# [TASKS TO COMPLETE]
1. Reproduce the passage on North American megafauna extinction verbatim, from "Before around 10,000" up to and including "megafauna, had disappeared.".
2. Pick up the article on climate change and North America's megafauna after its final sentence and keep writing.

# [TEXT PASSAGE]
[Start of Attachment]
Beitrag Mi 17. Feb 2021, 11:30

Climate Change Likely Drove The Extinction Of North America

Climate Change Likely Drove The Extinction Of North America’s Megafauna


A new study published in Nature Communications suggests that the extinction of North America's largest mammals was not driven by overhunting by rapidly expanding human populations following their entrance into the Americas. Instead, the findings, based on a new statistical modelling approach, suggest that populations of large mammals rapidly declined in response to climate change about 13,000 years ago.

Before around 10,000 years ago, North America was home to many large and exotic creatures, such as mammoths, gigantic ground-dwelling sloths, giant beavers, and huge armadillo-like creatures. But by around 10,000 years ago, most of North America's animals weighing over 44 kg, also known as megafauna, had disappeared.
[End of Attachment]
# [DATA]
[Start of Attachment]
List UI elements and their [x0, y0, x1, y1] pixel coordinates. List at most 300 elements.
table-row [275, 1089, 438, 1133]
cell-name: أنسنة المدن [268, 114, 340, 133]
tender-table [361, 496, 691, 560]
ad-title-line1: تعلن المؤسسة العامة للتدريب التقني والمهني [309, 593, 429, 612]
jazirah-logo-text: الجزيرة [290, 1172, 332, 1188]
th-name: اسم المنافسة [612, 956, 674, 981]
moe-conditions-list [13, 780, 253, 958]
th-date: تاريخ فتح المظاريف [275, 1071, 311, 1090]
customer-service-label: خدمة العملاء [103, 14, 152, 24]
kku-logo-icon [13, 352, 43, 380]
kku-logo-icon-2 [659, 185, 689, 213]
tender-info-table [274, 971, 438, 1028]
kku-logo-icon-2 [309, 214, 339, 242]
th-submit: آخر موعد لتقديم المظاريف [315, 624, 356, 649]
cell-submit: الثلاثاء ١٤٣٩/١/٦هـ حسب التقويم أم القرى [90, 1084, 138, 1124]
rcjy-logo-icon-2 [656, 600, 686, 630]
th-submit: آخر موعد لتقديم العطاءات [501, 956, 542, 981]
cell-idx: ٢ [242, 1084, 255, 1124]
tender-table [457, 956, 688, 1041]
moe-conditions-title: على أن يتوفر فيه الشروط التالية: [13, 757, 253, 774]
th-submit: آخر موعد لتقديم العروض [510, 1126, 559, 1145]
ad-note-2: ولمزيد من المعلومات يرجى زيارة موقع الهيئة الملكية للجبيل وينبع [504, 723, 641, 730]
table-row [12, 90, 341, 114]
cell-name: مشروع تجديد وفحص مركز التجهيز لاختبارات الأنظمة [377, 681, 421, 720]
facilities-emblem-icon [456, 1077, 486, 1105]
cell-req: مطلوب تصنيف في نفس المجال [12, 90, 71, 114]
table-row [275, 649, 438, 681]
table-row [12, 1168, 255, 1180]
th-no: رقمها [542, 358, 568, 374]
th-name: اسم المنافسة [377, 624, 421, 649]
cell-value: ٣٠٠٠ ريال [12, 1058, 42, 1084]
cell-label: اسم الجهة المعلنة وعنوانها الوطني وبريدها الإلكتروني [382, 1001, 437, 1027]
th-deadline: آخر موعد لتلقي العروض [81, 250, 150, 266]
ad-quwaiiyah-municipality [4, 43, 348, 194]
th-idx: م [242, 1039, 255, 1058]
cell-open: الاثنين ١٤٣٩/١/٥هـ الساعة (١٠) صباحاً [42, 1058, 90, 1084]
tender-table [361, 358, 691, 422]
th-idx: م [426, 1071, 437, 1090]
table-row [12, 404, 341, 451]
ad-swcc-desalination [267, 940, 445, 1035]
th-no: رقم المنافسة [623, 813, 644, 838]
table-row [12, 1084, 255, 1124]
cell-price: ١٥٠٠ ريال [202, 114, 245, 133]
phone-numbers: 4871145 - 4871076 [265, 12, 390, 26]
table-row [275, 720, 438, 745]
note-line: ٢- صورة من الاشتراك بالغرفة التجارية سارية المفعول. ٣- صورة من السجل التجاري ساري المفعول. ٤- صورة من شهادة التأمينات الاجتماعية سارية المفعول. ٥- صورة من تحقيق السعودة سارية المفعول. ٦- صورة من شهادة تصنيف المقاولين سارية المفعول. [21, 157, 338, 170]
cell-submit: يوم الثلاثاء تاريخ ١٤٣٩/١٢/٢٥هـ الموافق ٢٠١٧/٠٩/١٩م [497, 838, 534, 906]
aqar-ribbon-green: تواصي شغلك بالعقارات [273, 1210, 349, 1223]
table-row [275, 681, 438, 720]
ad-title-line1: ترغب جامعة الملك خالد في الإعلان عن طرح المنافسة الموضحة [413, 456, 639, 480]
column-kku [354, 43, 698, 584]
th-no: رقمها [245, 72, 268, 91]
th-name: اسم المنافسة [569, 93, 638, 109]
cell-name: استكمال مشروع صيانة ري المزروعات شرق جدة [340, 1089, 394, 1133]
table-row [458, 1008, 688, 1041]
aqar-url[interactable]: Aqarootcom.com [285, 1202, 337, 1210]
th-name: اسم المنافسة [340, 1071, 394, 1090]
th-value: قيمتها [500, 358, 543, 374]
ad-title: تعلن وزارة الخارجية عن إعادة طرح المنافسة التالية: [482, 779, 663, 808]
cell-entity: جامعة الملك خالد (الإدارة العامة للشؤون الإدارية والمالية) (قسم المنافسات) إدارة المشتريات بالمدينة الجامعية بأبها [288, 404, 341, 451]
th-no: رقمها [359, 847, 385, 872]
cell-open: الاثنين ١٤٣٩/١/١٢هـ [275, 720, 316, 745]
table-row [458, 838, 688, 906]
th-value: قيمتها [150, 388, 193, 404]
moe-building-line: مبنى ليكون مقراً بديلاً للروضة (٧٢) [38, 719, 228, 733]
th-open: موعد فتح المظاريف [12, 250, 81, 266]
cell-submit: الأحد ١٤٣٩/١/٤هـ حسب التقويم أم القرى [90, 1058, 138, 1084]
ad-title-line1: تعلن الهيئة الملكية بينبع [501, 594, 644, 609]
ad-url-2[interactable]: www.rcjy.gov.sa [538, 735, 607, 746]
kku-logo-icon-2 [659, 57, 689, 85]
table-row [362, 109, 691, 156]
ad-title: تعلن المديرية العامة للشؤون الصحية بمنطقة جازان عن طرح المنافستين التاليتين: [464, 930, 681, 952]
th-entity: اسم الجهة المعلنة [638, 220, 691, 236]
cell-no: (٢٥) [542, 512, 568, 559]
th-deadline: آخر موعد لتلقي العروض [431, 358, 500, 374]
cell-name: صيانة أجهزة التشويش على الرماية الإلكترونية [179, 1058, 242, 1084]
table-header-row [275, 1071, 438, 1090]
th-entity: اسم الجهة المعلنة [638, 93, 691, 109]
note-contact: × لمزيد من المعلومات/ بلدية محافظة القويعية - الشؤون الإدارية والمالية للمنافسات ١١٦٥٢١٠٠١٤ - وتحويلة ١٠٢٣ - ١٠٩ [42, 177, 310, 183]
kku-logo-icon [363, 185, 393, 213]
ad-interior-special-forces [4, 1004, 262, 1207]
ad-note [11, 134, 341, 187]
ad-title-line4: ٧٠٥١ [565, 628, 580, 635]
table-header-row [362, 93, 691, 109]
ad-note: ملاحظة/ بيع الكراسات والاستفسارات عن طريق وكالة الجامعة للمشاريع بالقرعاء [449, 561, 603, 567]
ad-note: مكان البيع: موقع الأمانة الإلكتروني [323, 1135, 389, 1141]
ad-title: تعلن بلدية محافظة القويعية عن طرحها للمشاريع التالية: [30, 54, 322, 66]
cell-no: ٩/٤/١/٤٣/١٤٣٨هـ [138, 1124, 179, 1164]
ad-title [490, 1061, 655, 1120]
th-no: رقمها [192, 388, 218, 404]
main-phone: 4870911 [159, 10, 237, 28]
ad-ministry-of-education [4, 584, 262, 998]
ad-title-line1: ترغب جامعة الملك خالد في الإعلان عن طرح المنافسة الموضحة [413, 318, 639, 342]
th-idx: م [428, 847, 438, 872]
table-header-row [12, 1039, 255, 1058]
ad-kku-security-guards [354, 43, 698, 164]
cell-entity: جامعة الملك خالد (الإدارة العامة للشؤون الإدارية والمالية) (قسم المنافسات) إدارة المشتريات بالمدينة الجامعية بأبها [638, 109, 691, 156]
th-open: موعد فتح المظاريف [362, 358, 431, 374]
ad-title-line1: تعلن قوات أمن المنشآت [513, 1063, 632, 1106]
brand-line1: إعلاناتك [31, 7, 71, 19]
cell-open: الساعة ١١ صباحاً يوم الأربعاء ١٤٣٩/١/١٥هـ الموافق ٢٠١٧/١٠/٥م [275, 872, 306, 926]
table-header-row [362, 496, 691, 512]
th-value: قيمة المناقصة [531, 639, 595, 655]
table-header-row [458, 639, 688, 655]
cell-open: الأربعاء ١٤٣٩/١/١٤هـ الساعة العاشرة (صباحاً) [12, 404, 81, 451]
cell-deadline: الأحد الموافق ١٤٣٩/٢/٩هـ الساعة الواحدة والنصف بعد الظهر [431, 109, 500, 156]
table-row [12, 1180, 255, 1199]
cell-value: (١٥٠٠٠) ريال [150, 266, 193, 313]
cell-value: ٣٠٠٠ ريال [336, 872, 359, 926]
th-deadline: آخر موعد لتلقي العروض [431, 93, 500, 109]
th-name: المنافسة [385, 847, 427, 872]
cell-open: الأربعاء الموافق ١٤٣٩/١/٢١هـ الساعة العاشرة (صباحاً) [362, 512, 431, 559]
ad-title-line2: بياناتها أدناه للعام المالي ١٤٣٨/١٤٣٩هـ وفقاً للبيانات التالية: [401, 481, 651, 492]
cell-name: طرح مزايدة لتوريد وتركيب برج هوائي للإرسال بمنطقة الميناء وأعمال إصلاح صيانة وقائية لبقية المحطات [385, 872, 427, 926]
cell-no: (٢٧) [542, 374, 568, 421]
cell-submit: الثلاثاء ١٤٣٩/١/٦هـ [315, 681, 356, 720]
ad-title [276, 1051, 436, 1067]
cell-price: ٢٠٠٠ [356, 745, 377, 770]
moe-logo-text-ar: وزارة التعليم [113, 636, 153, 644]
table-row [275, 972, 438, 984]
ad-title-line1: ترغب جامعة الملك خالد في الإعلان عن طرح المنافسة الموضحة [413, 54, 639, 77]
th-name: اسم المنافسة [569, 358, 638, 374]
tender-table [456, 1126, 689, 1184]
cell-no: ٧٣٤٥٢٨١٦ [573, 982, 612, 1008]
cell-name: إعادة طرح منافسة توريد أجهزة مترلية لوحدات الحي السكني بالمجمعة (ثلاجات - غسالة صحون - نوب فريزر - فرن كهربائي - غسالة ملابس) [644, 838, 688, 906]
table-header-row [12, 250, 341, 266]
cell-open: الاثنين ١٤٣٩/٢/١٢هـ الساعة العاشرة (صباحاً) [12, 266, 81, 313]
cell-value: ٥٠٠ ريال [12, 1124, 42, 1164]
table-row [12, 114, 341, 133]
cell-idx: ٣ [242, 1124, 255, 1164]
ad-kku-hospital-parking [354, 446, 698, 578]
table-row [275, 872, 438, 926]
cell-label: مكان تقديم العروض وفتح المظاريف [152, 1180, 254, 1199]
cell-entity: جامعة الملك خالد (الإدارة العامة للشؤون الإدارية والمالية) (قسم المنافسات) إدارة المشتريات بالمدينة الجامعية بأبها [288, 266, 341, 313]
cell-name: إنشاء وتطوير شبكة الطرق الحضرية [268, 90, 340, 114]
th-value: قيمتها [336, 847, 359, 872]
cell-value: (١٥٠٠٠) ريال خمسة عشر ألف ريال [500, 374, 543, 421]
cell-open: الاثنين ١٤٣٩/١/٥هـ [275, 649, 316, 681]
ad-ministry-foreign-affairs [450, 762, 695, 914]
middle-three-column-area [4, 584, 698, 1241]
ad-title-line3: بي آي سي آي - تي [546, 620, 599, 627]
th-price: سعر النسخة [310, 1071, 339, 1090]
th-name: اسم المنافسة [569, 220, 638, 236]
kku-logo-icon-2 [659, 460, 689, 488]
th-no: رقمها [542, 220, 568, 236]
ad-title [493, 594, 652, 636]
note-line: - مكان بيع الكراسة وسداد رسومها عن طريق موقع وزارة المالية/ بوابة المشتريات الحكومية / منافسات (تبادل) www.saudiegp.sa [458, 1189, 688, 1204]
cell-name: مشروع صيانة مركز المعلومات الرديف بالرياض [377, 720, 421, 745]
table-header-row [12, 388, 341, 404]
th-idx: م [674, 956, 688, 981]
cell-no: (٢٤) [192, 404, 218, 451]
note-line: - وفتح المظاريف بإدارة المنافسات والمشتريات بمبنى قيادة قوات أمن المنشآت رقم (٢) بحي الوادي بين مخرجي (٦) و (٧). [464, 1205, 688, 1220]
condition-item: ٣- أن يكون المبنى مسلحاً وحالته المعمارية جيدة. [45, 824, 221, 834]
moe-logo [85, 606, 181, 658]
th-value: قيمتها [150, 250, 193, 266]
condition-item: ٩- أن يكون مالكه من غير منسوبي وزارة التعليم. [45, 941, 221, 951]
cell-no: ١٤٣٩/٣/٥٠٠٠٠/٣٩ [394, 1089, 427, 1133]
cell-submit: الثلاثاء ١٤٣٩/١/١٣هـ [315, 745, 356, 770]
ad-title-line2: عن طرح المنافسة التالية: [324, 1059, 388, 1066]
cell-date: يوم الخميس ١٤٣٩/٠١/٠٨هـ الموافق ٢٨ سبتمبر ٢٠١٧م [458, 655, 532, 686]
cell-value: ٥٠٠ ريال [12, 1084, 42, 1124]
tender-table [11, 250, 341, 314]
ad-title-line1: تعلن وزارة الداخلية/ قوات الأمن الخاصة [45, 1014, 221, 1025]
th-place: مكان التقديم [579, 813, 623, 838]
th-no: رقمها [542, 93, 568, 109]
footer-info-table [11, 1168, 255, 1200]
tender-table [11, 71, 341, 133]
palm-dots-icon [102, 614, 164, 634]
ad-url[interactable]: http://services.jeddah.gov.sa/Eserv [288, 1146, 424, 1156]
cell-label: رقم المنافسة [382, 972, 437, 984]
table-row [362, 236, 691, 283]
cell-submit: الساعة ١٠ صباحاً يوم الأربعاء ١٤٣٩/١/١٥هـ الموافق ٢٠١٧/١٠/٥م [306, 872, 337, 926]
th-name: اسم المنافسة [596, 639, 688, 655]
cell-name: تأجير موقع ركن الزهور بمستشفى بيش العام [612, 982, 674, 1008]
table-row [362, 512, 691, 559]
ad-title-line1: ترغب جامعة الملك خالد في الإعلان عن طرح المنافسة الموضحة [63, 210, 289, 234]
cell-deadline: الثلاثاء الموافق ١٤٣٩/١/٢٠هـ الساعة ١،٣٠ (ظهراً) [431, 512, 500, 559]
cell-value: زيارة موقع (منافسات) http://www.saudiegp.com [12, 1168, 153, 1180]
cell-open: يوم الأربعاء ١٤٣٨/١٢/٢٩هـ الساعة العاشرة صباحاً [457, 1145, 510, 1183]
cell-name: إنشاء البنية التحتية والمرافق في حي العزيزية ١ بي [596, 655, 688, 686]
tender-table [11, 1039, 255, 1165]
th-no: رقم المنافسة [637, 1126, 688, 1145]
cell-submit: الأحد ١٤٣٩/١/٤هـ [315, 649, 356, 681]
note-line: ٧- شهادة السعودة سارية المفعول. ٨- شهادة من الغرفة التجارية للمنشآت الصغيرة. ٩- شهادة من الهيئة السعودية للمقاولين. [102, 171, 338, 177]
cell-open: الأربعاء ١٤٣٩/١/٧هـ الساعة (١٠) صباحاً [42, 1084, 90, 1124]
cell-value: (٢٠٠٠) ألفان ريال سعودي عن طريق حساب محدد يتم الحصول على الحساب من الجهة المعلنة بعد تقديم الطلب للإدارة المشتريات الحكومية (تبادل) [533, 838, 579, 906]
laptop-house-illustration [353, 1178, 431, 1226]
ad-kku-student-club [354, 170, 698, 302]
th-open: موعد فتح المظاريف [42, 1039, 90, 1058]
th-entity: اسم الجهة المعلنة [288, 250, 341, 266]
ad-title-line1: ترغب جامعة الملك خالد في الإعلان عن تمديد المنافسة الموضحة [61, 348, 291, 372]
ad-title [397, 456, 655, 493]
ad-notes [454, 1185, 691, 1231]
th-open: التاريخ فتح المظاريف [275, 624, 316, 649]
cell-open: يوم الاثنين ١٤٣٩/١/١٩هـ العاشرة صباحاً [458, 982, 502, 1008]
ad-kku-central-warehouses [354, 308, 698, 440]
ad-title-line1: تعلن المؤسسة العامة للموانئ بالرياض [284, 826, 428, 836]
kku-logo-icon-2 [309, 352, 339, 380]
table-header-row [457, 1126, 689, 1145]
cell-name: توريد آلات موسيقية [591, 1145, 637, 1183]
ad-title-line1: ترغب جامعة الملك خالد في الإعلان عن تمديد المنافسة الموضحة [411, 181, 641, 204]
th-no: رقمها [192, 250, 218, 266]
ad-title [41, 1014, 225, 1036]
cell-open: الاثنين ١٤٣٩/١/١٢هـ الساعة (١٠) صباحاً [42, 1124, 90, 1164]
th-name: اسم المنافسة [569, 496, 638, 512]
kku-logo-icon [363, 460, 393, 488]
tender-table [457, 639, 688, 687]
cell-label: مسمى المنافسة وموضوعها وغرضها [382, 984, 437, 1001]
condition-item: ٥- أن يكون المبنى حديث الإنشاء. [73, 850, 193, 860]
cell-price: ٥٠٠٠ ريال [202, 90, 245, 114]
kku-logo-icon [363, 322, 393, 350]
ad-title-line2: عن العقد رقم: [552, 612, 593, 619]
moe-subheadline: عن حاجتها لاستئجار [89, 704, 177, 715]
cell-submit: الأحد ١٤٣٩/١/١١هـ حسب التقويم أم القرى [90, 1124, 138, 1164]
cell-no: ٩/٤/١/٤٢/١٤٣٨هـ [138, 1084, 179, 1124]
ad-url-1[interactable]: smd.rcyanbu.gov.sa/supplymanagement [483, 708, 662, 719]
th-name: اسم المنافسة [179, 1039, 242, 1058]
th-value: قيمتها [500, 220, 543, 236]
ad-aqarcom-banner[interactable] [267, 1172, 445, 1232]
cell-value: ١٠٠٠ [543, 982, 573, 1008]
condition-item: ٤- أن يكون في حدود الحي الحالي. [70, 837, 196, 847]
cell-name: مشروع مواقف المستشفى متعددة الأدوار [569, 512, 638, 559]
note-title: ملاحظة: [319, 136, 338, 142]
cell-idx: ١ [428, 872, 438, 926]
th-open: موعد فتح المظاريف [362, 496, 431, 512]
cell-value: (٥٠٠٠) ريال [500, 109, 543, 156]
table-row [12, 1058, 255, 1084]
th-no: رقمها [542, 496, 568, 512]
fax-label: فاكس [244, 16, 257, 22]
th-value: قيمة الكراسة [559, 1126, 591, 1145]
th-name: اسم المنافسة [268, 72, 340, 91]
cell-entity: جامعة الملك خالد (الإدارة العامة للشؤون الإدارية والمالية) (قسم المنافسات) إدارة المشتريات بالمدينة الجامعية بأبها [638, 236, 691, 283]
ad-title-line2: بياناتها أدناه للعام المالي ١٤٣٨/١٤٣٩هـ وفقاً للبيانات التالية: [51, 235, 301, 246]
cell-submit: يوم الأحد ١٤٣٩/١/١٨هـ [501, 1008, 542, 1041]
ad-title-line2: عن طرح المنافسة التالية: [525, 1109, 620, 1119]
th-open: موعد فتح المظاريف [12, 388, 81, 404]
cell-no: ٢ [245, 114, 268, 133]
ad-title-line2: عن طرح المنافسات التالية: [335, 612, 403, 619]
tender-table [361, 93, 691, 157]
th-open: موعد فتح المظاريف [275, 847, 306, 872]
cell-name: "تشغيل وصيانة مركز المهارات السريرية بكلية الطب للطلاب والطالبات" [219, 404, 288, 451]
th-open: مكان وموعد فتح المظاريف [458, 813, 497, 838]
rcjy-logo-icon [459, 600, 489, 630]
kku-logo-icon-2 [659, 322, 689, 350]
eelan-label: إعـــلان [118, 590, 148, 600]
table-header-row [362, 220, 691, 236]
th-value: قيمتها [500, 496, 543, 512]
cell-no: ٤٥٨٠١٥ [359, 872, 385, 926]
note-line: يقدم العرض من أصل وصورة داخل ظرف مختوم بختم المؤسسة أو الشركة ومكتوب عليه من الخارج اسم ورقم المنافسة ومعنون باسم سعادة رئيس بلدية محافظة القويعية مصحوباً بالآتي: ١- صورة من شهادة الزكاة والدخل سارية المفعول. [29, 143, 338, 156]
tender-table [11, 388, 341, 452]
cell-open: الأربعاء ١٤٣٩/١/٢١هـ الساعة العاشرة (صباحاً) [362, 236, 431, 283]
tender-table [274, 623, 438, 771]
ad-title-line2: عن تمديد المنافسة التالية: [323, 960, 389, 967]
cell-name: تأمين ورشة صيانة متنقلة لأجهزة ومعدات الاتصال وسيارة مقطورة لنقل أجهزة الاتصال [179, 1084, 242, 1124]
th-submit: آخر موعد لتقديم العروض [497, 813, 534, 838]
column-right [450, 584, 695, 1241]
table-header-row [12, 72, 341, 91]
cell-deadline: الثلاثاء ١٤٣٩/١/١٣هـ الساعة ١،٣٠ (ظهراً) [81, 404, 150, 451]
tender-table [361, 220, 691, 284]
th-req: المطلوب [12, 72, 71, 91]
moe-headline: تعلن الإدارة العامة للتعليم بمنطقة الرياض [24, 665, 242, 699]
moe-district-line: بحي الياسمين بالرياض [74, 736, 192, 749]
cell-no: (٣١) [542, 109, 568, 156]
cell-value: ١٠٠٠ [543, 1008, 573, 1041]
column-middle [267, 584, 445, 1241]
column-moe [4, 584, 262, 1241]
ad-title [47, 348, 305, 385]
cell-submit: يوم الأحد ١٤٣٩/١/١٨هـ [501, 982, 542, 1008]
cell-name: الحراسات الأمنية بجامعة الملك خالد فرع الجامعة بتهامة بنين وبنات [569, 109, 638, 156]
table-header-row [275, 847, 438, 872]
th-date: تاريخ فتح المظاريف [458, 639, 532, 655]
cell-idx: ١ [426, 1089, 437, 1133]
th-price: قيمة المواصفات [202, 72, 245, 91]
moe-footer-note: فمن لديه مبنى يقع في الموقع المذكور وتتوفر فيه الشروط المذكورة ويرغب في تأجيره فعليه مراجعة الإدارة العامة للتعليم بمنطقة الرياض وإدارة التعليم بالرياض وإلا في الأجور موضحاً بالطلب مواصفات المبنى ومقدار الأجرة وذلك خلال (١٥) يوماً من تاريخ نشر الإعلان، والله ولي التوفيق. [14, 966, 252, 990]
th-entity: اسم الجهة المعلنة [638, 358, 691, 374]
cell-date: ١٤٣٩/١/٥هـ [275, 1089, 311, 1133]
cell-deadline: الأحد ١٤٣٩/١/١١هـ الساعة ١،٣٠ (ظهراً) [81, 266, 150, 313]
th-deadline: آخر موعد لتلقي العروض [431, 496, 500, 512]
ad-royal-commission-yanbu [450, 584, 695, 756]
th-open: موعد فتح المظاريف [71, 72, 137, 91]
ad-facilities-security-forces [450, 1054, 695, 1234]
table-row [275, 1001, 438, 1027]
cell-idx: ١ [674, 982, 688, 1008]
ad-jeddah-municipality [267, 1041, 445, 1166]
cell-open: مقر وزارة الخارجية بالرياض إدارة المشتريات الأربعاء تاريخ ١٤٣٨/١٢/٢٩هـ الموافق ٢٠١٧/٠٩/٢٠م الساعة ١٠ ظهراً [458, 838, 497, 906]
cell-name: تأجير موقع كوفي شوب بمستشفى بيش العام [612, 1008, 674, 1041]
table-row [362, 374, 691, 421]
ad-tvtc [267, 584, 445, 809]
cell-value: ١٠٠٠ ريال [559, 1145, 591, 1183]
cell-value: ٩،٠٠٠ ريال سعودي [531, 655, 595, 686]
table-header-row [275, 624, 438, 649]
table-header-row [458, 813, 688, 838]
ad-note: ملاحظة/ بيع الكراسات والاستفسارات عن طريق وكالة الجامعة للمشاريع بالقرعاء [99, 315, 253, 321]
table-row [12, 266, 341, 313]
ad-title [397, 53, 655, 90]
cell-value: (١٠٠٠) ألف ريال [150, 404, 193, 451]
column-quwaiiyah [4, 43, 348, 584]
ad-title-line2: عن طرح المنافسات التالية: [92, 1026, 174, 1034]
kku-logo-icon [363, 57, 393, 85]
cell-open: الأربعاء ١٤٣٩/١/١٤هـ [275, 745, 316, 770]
[End of Attachment]
# [ANSWERS IN ORDER]
1.
Before around 10,000 years ago, North America was home to many large and exotic creatures, such as mammoths, gigantic ground-dwelling sloths, giant beavers, and huge armadillo-like creatures. But by around 10,000 years ago, most of North America's animals weighing over 44 kg, also known as megafauna, had disappeared.

2.
The main cause of the extinction has been intensely debated for decades, with most researchers arguing that human overhunting, a global natural disaster, deadly pathogens or climate change was responsible. With a new statistical approach, researchers from the Max Planck Extreme Events Research Group in Jena found strong evidence that climate change was the main driver of extinction.

Since the 1960's, it has been hypothesized that, as human populations grew and expanded across the continents, the arrival of specialized "big-game" hunters in the Americas some 14,000 year ago rapidly drove many giant mammals to extinction. The large animals did not possess the appropriate anti-predator behaviors to deal with a novel, highly social, tool-wielding predator, which made them particularly easy to hunt. According to proponents of this "overkill hypothesis", humans took full advantage of the easy-to-hunt prey, devastating the animal populations and carelessly driving the giant creatures to extinction. But many scientists have argued that there is too little archaeological evidence to support the idea that megafauna hunting was persistent or widespread enough to cause extinctions. Instead, significant climatic and ecological changes may have been to blame.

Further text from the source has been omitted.